- [Directive]: All of the data needs to be repeated exactly.

- [Stored records]:
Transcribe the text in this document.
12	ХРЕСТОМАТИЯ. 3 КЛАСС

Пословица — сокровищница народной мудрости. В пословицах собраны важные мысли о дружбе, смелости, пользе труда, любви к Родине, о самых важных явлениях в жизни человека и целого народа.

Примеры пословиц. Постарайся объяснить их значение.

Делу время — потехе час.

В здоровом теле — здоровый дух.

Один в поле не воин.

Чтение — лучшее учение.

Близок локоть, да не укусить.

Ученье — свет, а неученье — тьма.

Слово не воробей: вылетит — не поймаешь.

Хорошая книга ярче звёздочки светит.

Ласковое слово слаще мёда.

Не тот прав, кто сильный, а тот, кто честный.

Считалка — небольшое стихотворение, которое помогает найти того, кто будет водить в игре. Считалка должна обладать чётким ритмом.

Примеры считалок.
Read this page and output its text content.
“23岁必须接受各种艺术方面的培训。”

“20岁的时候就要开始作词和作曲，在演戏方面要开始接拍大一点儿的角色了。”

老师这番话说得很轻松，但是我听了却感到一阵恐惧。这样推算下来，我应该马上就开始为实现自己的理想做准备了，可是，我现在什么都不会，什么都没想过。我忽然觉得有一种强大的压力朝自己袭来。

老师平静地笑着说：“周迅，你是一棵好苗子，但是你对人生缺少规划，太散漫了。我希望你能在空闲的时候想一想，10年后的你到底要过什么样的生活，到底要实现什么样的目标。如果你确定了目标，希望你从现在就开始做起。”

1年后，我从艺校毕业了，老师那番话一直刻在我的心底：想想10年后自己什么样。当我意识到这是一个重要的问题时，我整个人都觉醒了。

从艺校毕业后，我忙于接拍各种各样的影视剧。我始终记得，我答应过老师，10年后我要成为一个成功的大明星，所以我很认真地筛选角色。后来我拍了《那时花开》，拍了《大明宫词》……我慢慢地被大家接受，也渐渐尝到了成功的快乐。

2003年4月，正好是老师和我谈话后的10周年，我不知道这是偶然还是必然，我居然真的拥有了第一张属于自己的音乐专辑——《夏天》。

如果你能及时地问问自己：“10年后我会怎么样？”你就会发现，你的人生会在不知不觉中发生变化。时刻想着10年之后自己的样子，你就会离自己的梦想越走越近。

- [Answer to this problem]:
Transcribe the text in this document.
12	ХРЕСТОМАТИЯ. 3 КЛАСС

Пословица — сокровищница народной мудрости. В пословицах собраны важные мысли о дружбе, смелости, пользе труда, любви к Родине, о самых важных явлениях в жизни человека и целого народа.

Примеры пословиц. Постарайся объяснить их значение.

Делу время — потехе час.

В здоровом теле — здоровый дух.

Один в поле не воин.

Чтение — лучшее учение.

Близок локоть, да не укусить.

Ученье — свет, а неученье — тьма.

Слово не воробей: вылетит — не поймаешь.

Хорошая книга ярче звёздочки светит.

Ласковое слово слаще мёда.

Не тот прав, кто сильный, а тот, кто честный.

Считалка — небольшое стихотворение, которое помогает найти того, кто будет водить в игре. Считалка должна обладать чётким ритмом.

Примеры считалок.
Read this page and output its text content.
“23岁必须接受各种艺术方面的培训。”

“20岁的时候就要开始作词和作曲，在演戏方面要开始接拍大一点儿的角色了。”

老师这番话说得很轻松，但是我听了却感到一阵恐惧。这样推算下来，我应该马上就开始为实现自己的理想做准备了，可是，我现在什么都不会，什么都没想过。我忽然觉得有一种强大的压力朝自己袭来。

老师平静地笑着说：“周迅，你是一棵好苗子，但是你对人生缺少规划，太散漫了。我希望你能在空闲的时候想一想，10年后的你到底要过什么样的生活，到底要实现什么样的目标。如果你确定了目标，希望你从现在就开始做起。”

1年后，我从艺校毕业了，老师那番话一直刻在我的心底：想想10年后自己什么样。当我意识到这是一个重要的问题时，我整个人都觉醒了。

从艺校毕业后，我忙于接拍各种各样的影视剧。我始终记得，我答应过老师，10年后我要成为一个成功的大明星，所以我很认真地筛选角色。后来我拍了《那时花开》，拍了《大明宫词》……我慢慢地被大家接受，也渐渐尝到了成功的快乐。

2003年4月，正好是老师和我谈话后的10周年，我不知道这是偶然还是必然，我居然真的拥有了第一张属于自己的音乐专辑——《夏天》。

如果你能及时地问问自己：“10年后我会怎么样？”你就会发现，你的人生会在不知不觉中发生变化。时刻想着10年之后自己的样子，你就会离自己的梦想越走越近。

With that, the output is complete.